- **REQUEST**
Drop all images and give the records again exactly.

- **DATA PROVIDED**

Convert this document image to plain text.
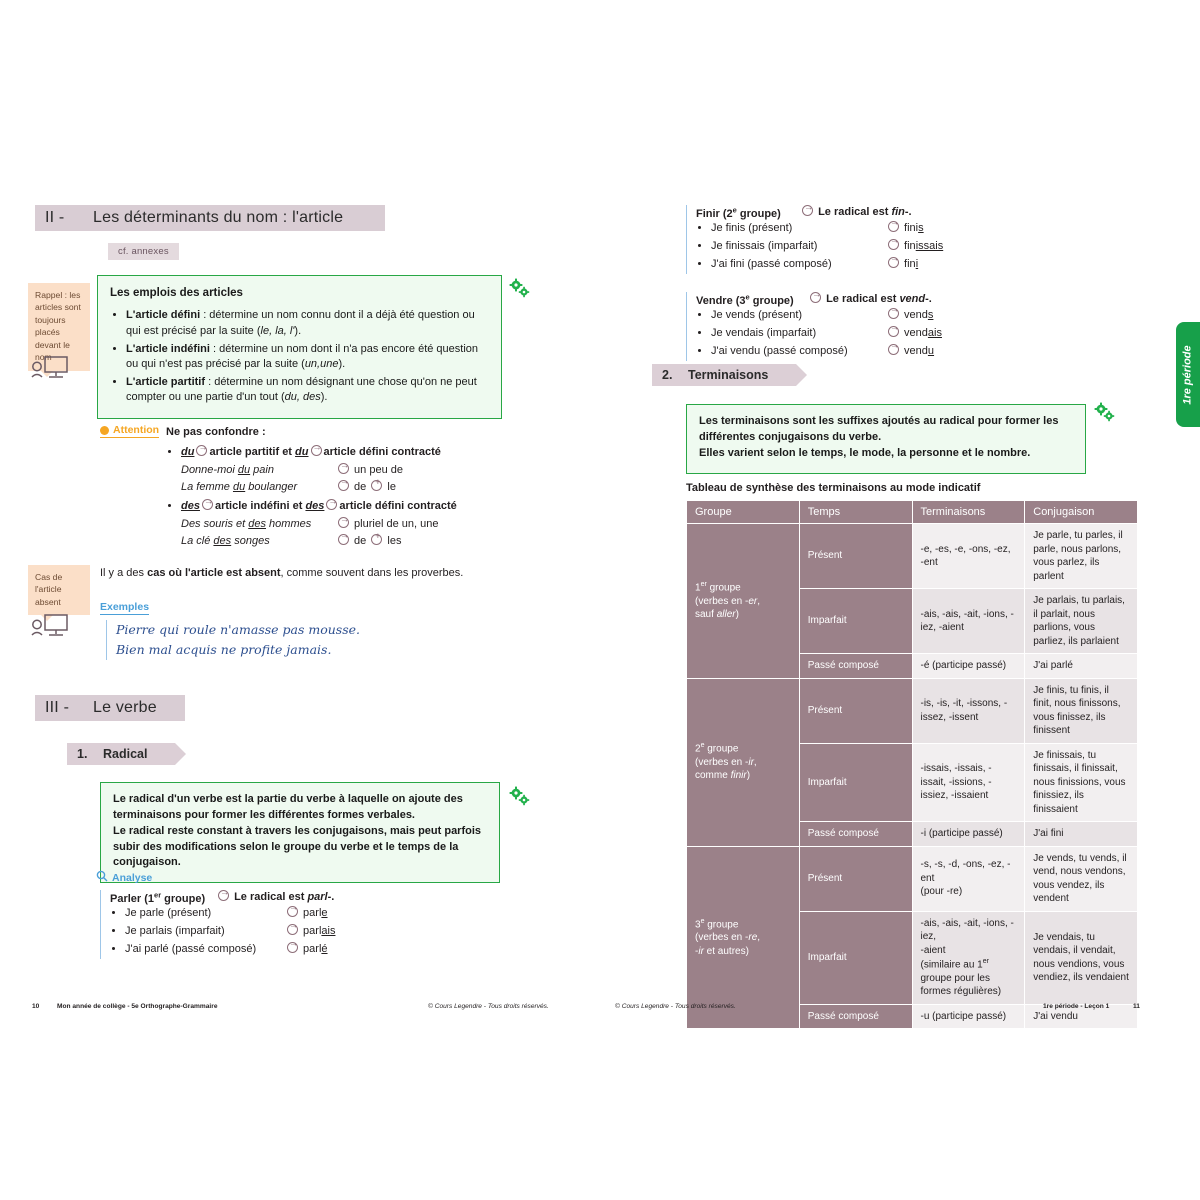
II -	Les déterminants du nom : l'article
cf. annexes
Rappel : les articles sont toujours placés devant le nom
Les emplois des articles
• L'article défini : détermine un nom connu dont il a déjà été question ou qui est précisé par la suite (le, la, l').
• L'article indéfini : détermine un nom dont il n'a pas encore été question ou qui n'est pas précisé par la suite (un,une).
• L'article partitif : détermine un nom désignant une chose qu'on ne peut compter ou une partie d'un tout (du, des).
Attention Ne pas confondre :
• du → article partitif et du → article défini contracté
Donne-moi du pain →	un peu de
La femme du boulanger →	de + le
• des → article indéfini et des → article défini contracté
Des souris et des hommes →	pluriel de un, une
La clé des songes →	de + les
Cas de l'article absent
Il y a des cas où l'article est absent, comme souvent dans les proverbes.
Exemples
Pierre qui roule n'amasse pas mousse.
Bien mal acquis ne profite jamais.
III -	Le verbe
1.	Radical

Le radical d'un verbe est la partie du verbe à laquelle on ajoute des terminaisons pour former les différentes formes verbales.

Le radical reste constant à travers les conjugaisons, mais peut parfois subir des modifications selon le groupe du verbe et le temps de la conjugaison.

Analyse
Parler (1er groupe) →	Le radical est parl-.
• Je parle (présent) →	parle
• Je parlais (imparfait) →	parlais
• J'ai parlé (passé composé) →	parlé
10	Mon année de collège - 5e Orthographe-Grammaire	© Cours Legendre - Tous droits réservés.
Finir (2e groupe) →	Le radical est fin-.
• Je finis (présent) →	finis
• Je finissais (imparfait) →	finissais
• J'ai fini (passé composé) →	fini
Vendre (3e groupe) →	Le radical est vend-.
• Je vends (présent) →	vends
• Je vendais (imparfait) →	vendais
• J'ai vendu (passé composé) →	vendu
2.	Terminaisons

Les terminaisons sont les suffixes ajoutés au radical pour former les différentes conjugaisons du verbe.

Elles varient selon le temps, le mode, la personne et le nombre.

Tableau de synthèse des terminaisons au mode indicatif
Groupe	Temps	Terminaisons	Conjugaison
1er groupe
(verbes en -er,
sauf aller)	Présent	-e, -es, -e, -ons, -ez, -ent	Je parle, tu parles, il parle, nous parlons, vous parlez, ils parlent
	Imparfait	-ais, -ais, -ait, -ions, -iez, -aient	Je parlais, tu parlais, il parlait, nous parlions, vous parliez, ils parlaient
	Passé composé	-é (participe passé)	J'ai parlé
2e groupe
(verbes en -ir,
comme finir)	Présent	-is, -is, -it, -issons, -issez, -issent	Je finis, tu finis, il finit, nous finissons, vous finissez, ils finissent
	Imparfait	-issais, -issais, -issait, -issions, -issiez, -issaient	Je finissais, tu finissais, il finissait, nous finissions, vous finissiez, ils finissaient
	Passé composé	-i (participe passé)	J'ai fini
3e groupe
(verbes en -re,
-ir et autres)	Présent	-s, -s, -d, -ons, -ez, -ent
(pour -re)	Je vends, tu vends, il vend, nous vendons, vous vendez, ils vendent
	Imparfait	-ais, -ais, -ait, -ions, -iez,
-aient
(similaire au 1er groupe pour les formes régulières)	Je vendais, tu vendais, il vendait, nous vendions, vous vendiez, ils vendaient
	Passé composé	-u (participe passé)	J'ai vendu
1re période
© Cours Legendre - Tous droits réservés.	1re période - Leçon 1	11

- **IN RESPONSE**
Convert this document image to plain text.
II -	Les déterminants du nom : l'article
cf. annexes
Rappel : les articles sont toujours placés devant le nom
Les emplois des articles
• L'article défini : détermine un nom connu dont il a déjà été question ou qui est précisé par la suite (le, la, l').
• L'article indéfini : détermine un nom dont il n'a pas encore été question ou qui n'est pas précisé par la suite (un,une).
• L'article partitif : détermine un nom désignant une chose qu'on ne peut compter ou une partie d'un tout (du, des).
Attention Ne pas confondre :
• du → article partitif et du → article défini contracté
Donne-moi du pain →	un peu de
La femme du boulanger →	de + le
• des → article indéfini et des → article défini contracté
Des souris et des hommes →	pluriel de un, une
La clé des songes →	de + les
Cas de l'article absent
Il y a des cas où l'article est absent, comme souvent dans les proverbes.
Exemples
Pierre qui roule n'amasse pas mousse.
Bien mal acquis ne profite jamais.
III -	Le verbe
1.	Radical

Le radical d'un verbe est la partie du verbe à laquelle on ajoute des terminaisons pour former les différentes formes verbales.

Le radical reste constant à travers les conjugaisons, mais peut parfois subir des modifications selon le groupe du verbe et le temps de la conjugaison.

Analyse
Parler (1er groupe) →	Le radical est parl-.
• Je parle (présent) →	parle
• Je parlais (imparfait) →	parlais
• J'ai parlé (passé composé) →	parlé
10	Mon année de collège - 5e Orthographe-Grammaire	© Cours Legendre - Tous droits réservés.
Finir (2e groupe) →	Le radical est fin-.
• Je finis (présent) →	finis
• Je finissais (imparfait) →	finissais
• J'ai fini (passé composé) →	fini
Vendre (3e groupe) →	Le radical est vend-.
• Je vends (présent) →	vends
• Je vendais (imparfait) →	vendais
• J'ai vendu (passé composé) →	vendu
2.	Terminaisons

Les terminaisons sont les suffixes ajoutés au radical pour former les différentes conjugaisons du verbe.

Elles varient selon le temps, le mode, la personne et le nombre.

Tableau de synthèse des terminaisons au mode indicatif
Groupe	Temps	Terminaisons	Conjugaison
1er groupe
(verbes en -er,
sauf aller)	Présent	-e, -es, -e, -ons, -ez, -ent	Je parle, tu parles, il parle, nous parlons, vous parlez, ils parlent
	Imparfait	-ais, -ais, -ait, -ions, -iez, -aient	Je parlais, tu parlais, il parlait, nous parlions, vous parliez, ils parlaient
	Passé composé	-é (participe passé)	J'ai parlé
2e groupe
(verbes en -ir,
comme finir)	Présent	-is, -is, -it, -issons, -issez, -issent	Je finis, tu finis, il finit, nous finissons, vous finissez, ils finissent
	Imparfait	-issais, -issais, -issait, -issions, -issiez, -issaient	Je finissais, tu finissais, il finissait, nous finissions, vous finissiez, ils finissaient
	Passé composé	-i (participe passé)	J'ai fini
3e groupe
(verbes en -re,
-ir et autres)	Présent	-s, -s, -d, -ons, -ez, -ent
(pour -re)	Je vends, tu vends, il vend, nous vendons, vous vendez, ils vendent
	Imparfait	-ais, -ais, -ait, -ions, -iez,
-aient
(similaire au 1er groupe pour les formes régulières)	Je vendais, tu vendais, il vendait, nous vendions, vous vendiez, ils vendaient
	Passé composé	-u (participe passé)	J'ai vendu
1re période
© Cours Legendre - Tous droits réservés.	1re période - Leçon 1	11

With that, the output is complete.